• EXERCISE AIM
In this exercise, return the whole listing exactly, excluding any images.

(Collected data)
__________________________________________________

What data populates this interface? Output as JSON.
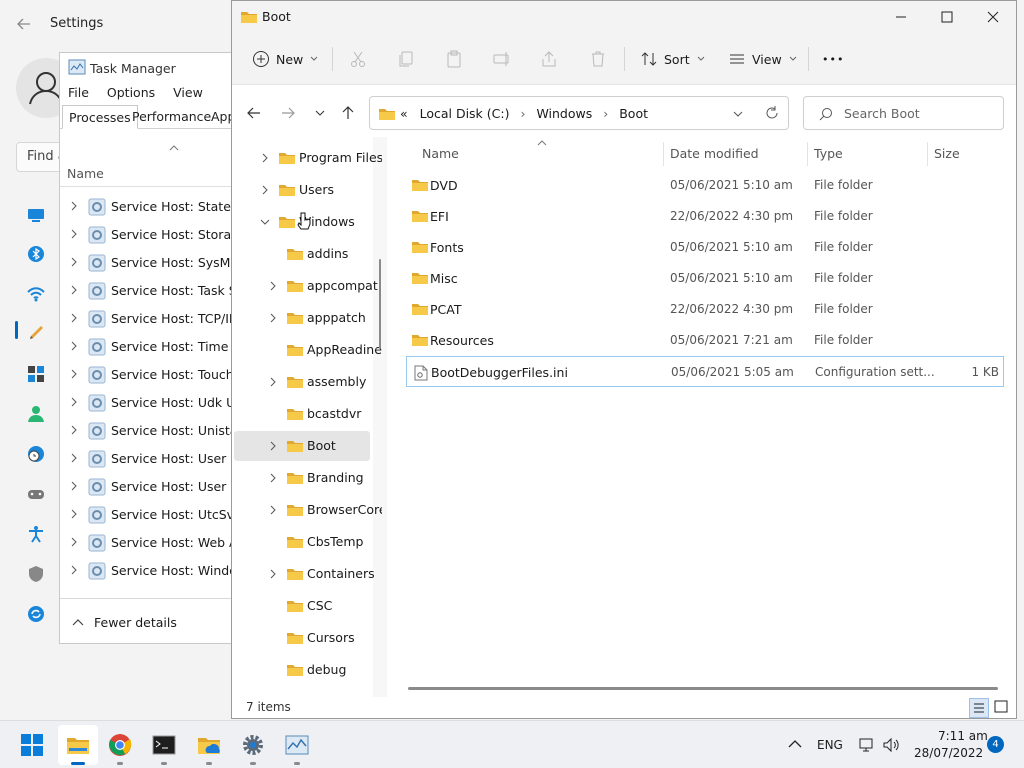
{
  "settings": {
    "title": "Settings",
    "search_placeholder": "Find a"
  },
  "task_manager": {
    "title": "Task Manager",
    "menu": [
      "File",
      "Options",
      "View"
    ],
    "tabs": [
      "Processes",
      "Performance",
      "App"
    ],
    "column_name": "Name",
    "rows": [
      "Service Host: State Rep",
      "Service Host: Storage S",
      "Service Host: SysMain",
      "Service Host: Task Sche",
      "Service Host: TCP/IP Ne",
      "Service Host: Time Brok",
      "Service Host: Touch Key",
      "Service Host: Udk User",
      "Service Host: Unistack",
      "Service Host: User Man",
      "Service Host: User Prof",
      "Service Host: UtcSvc",
      "Service Host: Web Acce",
      "Service Host: Windows"
    ],
    "fewer_details": "Fewer details"
  },
  "explorer": {
    "title": "Boot",
    "toolbar": {
      "new_label": "New",
      "sort_label": "Sort",
      "view_label": "View",
      "more_label": "•••"
    },
    "address": {
      "prefix": "«",
      "crumbs": [
        "Local Disk (C:)",
        "Windows",
        "Boot"
      ],
      "sep": "›"
    },
    "search_placeholder": "Search Boot",
    "tree": [
      {
        "label": "Program Files",
        "chevron": "right",
        "level": 0
      },
      {
        "label": "Users",
        "chevron": "right",
        "level": 0
      },
      {
        "label": "Windows",
        "chevron": "down",
        "level": 0
      },
      {
        "label": "addins",
        "chevron": "none",
        "level": 1
      },
      {
        "label": "appcompat",
        "chevron": "right",
        "level": 1
      },
      {
        "label": "apppatch",
        "chevron": "right",
        "level": 1
      },
      {
        "label": "AppReadine",
        "chevron": "none",
        "level": 1
      },
      {
        "label": "assembly",
        "chevron": "right",
        "level": 1
      },
      {
        "label": "bcastdvr",
        "chevron": "none",
        "level": 1
      },
      {
        "label": "Boot",
        "chevron": "right",
        "level": 1,
        "selected": true
      },
      {
        "label": "Branding",
        "chevron": "right",
        "level": 1
      },
      {
        "label": "BrowserCore",
        "chevron": "right",
        "level": 1
      },
      {
        "label": "CbsTemp",
        "chevron": "none",
        "level": 1
      },
      {
        "label": "Containers",
        "chevron": "right",
        "level": 1
      },
      {
        "label": "CSC",
        "chevron": "none",
        "level": 1
      },
      {
        "label": "Cursors",
        "chevron": "none",
        "level": 1
      },
      {
        "label": "debug",
        "chevron": "none",
        "level": 1
      }
    ],
    "columns": {
      "name": "Name",
      "date": "Date modified",
      "type": "Type",
      "size": "Size"
    },
    "files": [
      {
        "name": "DVD",
        "date": "05/06/2021 5:10 am",
        "type": "File folder",
        "size": "",
        "kind": "folder"
      },
      {
        "name": "EFI",
        "date": "22/06/2022 4:30 pm",
        "type": "File folder",
        "size": "",
        "kind": "folder"
      },
      {
        "name": "Fonts",
        "date": "05/06/2021 5:10 am",
        "type": "File folder",
        "size": "",
        "kind": "folder"
      },
      {
        "name": "Misc",
        "date": "05/06/2021 5:10 am",
        "type": "File folder",
        "size": "",
        "kind": "folder"
      },
      {
        "name": "PCAT",
        "date": "22/06/2022 4:30 pm",
        "type": "File folder",
        "size": "",
        "kind": "folder"
      },
      {
        "name": "Resources",
        "date": "05/06/2021 7:21 am",
        "type": "File folder",
        "size": "",
        "kind": "folder"
      },
      {
        "name": "BootDebuggerFiles.ini",
        "date": "05/06/2021 5:05 am",
        "type": "Configuration sett...",
        "size": "1 KB",
        "kind": "file"
      }
    ],
    "status": "7 items"
  },
  "taskbar": {
    "language": "ENG",
    "time": "7:11 am",
    "date": "28/07/2022",
    "notifications": "4"
  },
  "colors": {
    "accent": "#0067c0",
    "folder": "#f7c948",
    "folder_dark": "#e0a82e"
  }
}
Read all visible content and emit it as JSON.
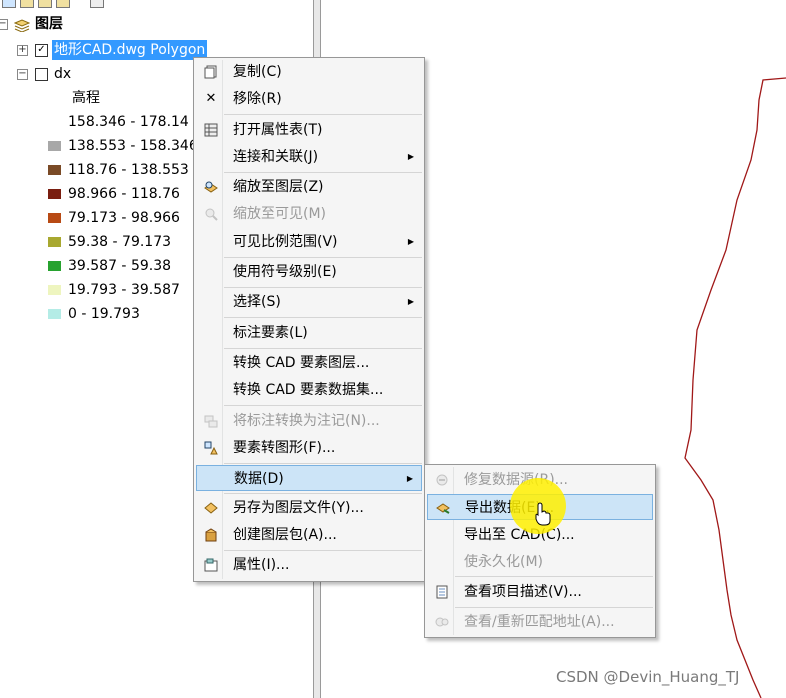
{
  "toc": {
    "root_label": "图层",
    "layers": [
      {
        "name": "地形CAD.dwg Polygon",
        "checked": true,
        "expander": "+"
      },
      {
        "name": "dx",
        "checked": false,
        "expander": "−"
      }
    ],
    "legend_heading": "高程",
    "legend": [
      {
        "label": "158.346 - 178.14",
        "color": "#ffffff"
      },
      {
        "label": "138.553 - 158.346",
        "color": "#a8a8a8"
      },
      {
        "label": "118.76 - 138.553",
        "color": "#7a4a26"
      },
      {
        "label": "98.966 - 118.76",
        "color": "#7a1e10"
      },
      {
        "label": "79.173 - 98.966",
        "color": "#b84a14"
      },
      {
        "label": "59.38 - 79.173",
        "color": "#a8a830"
      },
      {
        "label": "39.587 - 59.38",
        "color": "#27a22f"
      },
      {
        "label": "19.793 - 39.587",
        "color": "#eef5bf"
      },
      {
        "label": "0 - 19.793",
        "color": "#b4ece6"
      }
    ]
  },
  "context_menu": {
    "items": [
      {
        "label": "复制(C)",
        "icon": "copy-icon"
      },
      {
        "label": "移除(R)",
        "icon": "remove-icon"
      },
      {
        "label": "打开属性表(T)",
        "icon": "table-icon"
      },
      {
        "label": "连接和关联(J)",
        "icon": "",
        "submenu": true
      },
      {
        "label": "缩放至图层(Z)",
        "icon": "zoom-layer-icon"
      },
      {
        "label": "缩放至可见(M)",
        "icon": "zoom-visible-icon",
        "disabled": true
      },
      {
        "label": "可见比例范围(V)",
        "icon": "",
        "submenu": true
      },
      {
        "label": "使用符号级别(E)",
        "icon": ""
      },
      {
        "label": "选择(S)",
        "icon": "",
        "submenu": true
      },
      {
        "label": "标注要素(L)",
        "icon": ""
      },
      {
        "label": "转换 CAD 要素图层...",
        "icon": ""
      },
      {
        "label": "转换 CAD 要素数据集...",
        "icon": ""
      },
      {
        "label": "将标注转换为注记(N)...",
        "icon": "convert-labels-icon",
        "disabled": true
      },
      {
        "label": "要素转图形(F)...",
        "icon": "features-to-graphics-icon"
      },
      {
        "label": "数据(D)",
        "icon": "",
        "submenu": true,
        "highlighted": true
      },
      {
        "label": "另存为图层文件(Y)...",
        "icon": "save-layer-icon"
      },
      {
        "label": "创建图层包(A)...",
        "icon": "layer-package-icon"
      },
      {
        "label": "属性(I)...",
        "icon": "properties-icon"
      }
    ]
  },
  "submenu": {
    "items": [
      {
        "label": "修复数据源(R)...",
        "icon": "repair-source-icon",
        "disabled": true
      },
      {
        "label": "导出数据(E)...",
        "icon": "export-data-icon",
        "highlighted": true
      },
      {
        "label": "导出至 CAD(C)...",
        "icon": ""
      },
      {
        "label": "使永久化(M)",
        "icon": "",
        "disabled": true
      },
      {
        "label": "查看项目描述(V)...",
        "icon": "item-description-icon"
      },
      {
        "label": "查看/重新匹配地址(A)...",
        "icon": "rematch-address-icon",
        "disabled": true
      }
    ]
  },
  "watermark": "CSDN @Devin_Huang_TJ",
  "colors": {
    "selection": "#3399ff",
    "menu_highlight": "#cce4f7",
    "map_line": "#a01818"
  }
}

__________________________________________________

• SOLUTION FOR THIS PROBLEM
What data populates this interface? Output as JSON.
{
  "settings": {
    "title": "Settings",
    "search_placeholder": "Find a"
  },
  "task_manager": {
    "title": "Task Manager",
    "menu": [
      "File",
      "Options",
      "View"
    ],
    "tabs": [
      "Processes",
      "Performance",
      "App"
    ],
    "column_name": "Name",
    "rows": [
      "Service Host: State Rep",
      "Service Host: Storage S",
      "Service Host: SysMain",
      "Service Host: Task Sche",
      "Service Host: TCP/IP Ne",
      "Service Host: Time Brok",
      "Service Host: Touch Key",
      "Service Host: Udk User",
      "Service Host: Unistack",
      "Service Host: User Man",
      "Service Host: User Prof",
      "Service Host: UtcSvc",
      "Service Host: Web Acce",
      "Service Host: Windows"
    ],
    "fewer_details": "Fewer details"
  },
  "explorer": {
    "title": "Boot",
    "toolbar": {
      "new_label": "New",
      "sort_label": "Sort",
      "view_label": "View",
      "more_label": "•••"
    },
    "address": {
      "prefix": "«",
      "crumbs": [
        "Local Disk (C:)",
        "Windows",
        "Boot"
      ],
      "sep": "›"
    },
    "search_placeholder": "Search Boot",
    "tree": [
      {
        "label": "Program Files",
        "chevron": "right",
        "level": 0
      },
      {
        "label": "Users",
        "chevron": "right",
        "level": 0
      },
      {
        "label": "Windows",
        "chevron": "down",
        "level": 0
      },
      {
        "label": "addins",
        "chevron": "none",
        "level": 1
      },
      {
        "label": "appcompat",
        "chevron": "right",
        "level": 1
      },
      {
        "label": "apppatch",
        "chevron": "right",
        "level": 1
      },
      {
        "label": "AppReadine",
        "chevron": "none",
        "level": 1
      },
      {
        "label": "assembly",
        "chevron": "right",
        "level": 1
      },
      {
        "label": "bcastdvr",
        "chevron": "none",
        "level": 1
      },
      {
        "label": "Boot",
        "chevron": "right",
        "level": 1,
        "selected": true
      },
      {
        "label": "Branding",
        "chevron": "right",
        "level": 1
      },
      {
        "label": "BrowserCore",
        "chevron": "right",
        "level": 1
      },
      {
        "label": "CbsTemp",
        "chevron": "none",
        "level": 1
      },
      {
        "label": "Containers",
        "chevron": "right",
        "level": 1
      },
      {
        "label": "CSC",
        "chevron": "none",
        "level": 1
      },
      {
        "label": "Cursors",
        "chevron": "none",
        "level": 1
      },
      {
        "label": "debug",
        "chevron": "none",
        "level": 1
      }
    ],
    "columns": {
      "name": "Name",
      "date": "Date modified",
      "type": "Type",
      "size": "Size"
    },
    "files": [
      {
        "name": "DVD",
        "date": "05/06/2021 5:10 am",
        "type": "File folder",
        "size": "",
        "kind": "folder"
      },
      {
        "name": "EFI",
        "date": "22/06/2022 4:30 pm",
        "type": "File folder",
        "size": "",
        "kind": "folder"
      },
      {
        "name": "Fonts",
        "date": "05/06/2021 5:10 am",
        "type": "File folder",
        "size": "",
        "kind": "folder"
      },
      {
        "name": "Misc",
        "date": "05/06/2021 5:10 am",
        "type": "File folder",
        "size": "",
        "kind": "folder"
      },
      {
        "name": "PCAT",
        "date": "22/06/2022 4:30 pm",
        "type": "File folder",
        "size": "",
        "kind": "folder"
      },
      {
        "name": "Resources",
        "date": "05/06/2021 7:21 am",
        "type": "File folder",
        "size": "",
        "kind": "folder"
      },
      {
        "name": "BootDebuggerFiles.ini",
        "date": "05/06/2021 5:05 am",
        "type": "Configuration sett...",
        "size": "1 KB",
        "kind": "file"
      }
    ],
    "status": "7 items"
  },
  "taskbar": {
    "language": "ENG",
    "time": "7:11 am",
    "date": "28/07/2022",
    "notifications": "4"
  },
  "colors": {
    "accent": "#0067c0",
    "folder": "#f7c948",
    "folder_dark": "#e0a82e"
  }
}
Read all visible content and emit it as JSON.
{
  "toc": {
    "root_label": "图层",
    "layers": [
      {
        "name": "地形CAD.dwg Polygon",
        "checked": true,
        "expander": "+"
      },
      {
        "name": "dx",
        "checked": false,
        "expander": "−"
      }
    ],
    "legend_heading": "高程",
    "legend": [
      {
        "label": "158.346 - 178.14",
        "color": "#ffffff"
      },
      {
        "label": "138.553 - 158.346",
        "color": "#a8a8a8"
      },
      {
        "label": "118.76 - 138.553",
        "color": "#7a4a26"
      },
      {
        "label": "98.966 - 118.76",
        "color": "#7a1e10"
      },
      {
        "label": "79.173 - 98.966",
        "color": "#b84a14"
      },
      {
        "label": "59.38 - 79.173",
        "color": "#a8a830"
      },
      {
        "label": "39.587 - 59.38",
        "color": "#27a22f"
      },
      {
        "label": "19.793 - 39.587",
        "color": "#eef5bf"
      },
      {
        "label": "0 - 19.793",
        "color": "#b4ece6"
      }
    ]
  },
  "context_menu": {
    "items": [
      {
        "label": "复制(C)",
        "icon": "copy-icon"
      },
      {
        "label": "移除(R)",
        "icon": "remove-icon"
      },
      {
        "label": "打开属性表(T)",
        "icon": "table-icon"
      },
      {
        "label": "连接和关联(J)",
        "icon": "",
        "submenu": true
      },
      {
        "label": "缩放至图层(Z)",
        "icon": "zoom-layer-icon"
      },
      {
        "label": "缩放至可见(M)",
        "icon": "zoom-visible-icon",
        "disabled": true
      },
      {
        "label": "可见比例范围(V)",
        "icon": "",
        "submenu": true
      },
      {
        "label": "使用符号级别(E)",
        "icon": ""
      },
      {
        "label": "选择(S)",
        "icon": "",
        "submenu": true
      },
      {
        "label": "标注要素(L)",
        "icon": ""
      },
      {
        "label": "转换 CAD 要素图层...",
        "icon": ""
      },
      {
        "label": "转换 CAD 要素数据集...",
        "icon": ""
      },
      {
        "label": "将标注转换为注记(N)...",
        "icon": "convert-labels-icon",
        "disabled": true
      },
      {
        "label": "要素转图形(F)...",
        "icon": "features-to-graphics-icon"
      },
      {
        "label": "数据(D)",
        "icon": "",
        "submenu": true,
        "highlighted": true
      },
      {
        "label": "另存为图层文件(Y)...",
        "icon": "save-layer-icon"
      },
      {
        "label": "创建图层包(A)...",
        "icon": "layer-package-icon"
      },
      {
        "label": "属性(I)...",
        "icon": "properties-icon"
      }
    ]
  },
  "submenu": {
    "items": [
      {
        "label": "修复数据源(R)...",
        "icon": "repair-source-icon",
        "disabled": true
      },
      {
        "label": "导出数据(E)...",
        "icon": "export-data-icon",
        "highlighted": true
      },
      {
        "label": "导出至 CAD(C)...",
        "icon": ""
      },
      {
        "label": "使永久化(M)",
        "icon": "",
        "disabled": true
      },
      {
        "label": "查看项目描述(V)...",
        "icon": "item-description-icon"
      },
      {
        "label": "查看/重新匹配地址(A)...",
        "icon": "rematch-address-icon",
        "disabled": true
      }
    ]
  },
  "watermark": "CSDN @Devin_Huang_TJ",
  "colors": {
    "selection": "#3399ff",
    "menu_highlight": "#cce4f7",
    "map_line": "#a01818"
  }
}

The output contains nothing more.